Start of Entries

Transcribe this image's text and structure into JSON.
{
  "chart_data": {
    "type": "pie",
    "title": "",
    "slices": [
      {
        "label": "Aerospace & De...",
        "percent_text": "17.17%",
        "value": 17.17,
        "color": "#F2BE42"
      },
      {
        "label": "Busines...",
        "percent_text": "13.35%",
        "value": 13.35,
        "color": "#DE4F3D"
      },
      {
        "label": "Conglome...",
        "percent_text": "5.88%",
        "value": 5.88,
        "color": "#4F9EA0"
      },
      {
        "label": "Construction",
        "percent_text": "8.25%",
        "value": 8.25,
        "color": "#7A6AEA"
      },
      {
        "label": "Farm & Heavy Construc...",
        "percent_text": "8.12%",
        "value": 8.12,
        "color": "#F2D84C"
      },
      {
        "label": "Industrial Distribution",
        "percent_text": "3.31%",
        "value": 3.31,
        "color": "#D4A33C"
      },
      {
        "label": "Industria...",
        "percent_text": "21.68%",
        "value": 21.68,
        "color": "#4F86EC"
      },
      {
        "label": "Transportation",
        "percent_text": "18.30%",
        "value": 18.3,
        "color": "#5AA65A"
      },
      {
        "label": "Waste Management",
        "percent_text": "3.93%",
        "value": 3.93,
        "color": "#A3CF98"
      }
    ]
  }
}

End of Entries

Problem description> Set down the entries verbatim, leaving none out.

Output for this exercise>
Transcribe this image's text and structure into JSON.
{
  "chart_data": {
    "type": "pie",
    "title": "",
    "slices": [
      {
        "label": "Aerospace & De...",
        "percent_text": "17.17%",
        "value": 17.17,
        "color": "#F2BE42"
      },
      {
        "label": "Busines...",
        "percent_text": "13.35%",
        "value": 13.35,
        "color": "#DE4F3D"
      },
      {
        "label": "Conglome...",
        "percent_text": "5.88%",
        "value": 5.88,
        "color": "#4F9EA0"
      },
      {
        "label": "Construction",
        "percent_text": "8.25%",
        "value": 8.25,
        "color": "#7A6AEA"
      },
      {
        "label": "Farm & Heavy Construc...",
        "percent_text": "8.12%",
        "value": 8.12,
        "color": "#F2D84C"
      },
      {
        "label": "Industrial Distribution",
        "percent_text": "3.31%",
        "value": 3.31,
        "color": "#D4A33C"
      },
      {
        "label": "Industria...",
        "percent_text": "21.68%",
        "value": 21.68,
        "color": "#4F86EC"
      },
      {
        "label": "Transportation",
        "percent_text": "18.30%",
        "value": 18.3,
        "color": "#5AA65A"
      },
      {
        "label": "Waste Management",
        "percent_text": "3.93%",
        "value": 3.93,
        "color": "#A3CF98"
      }
    ]
  }
}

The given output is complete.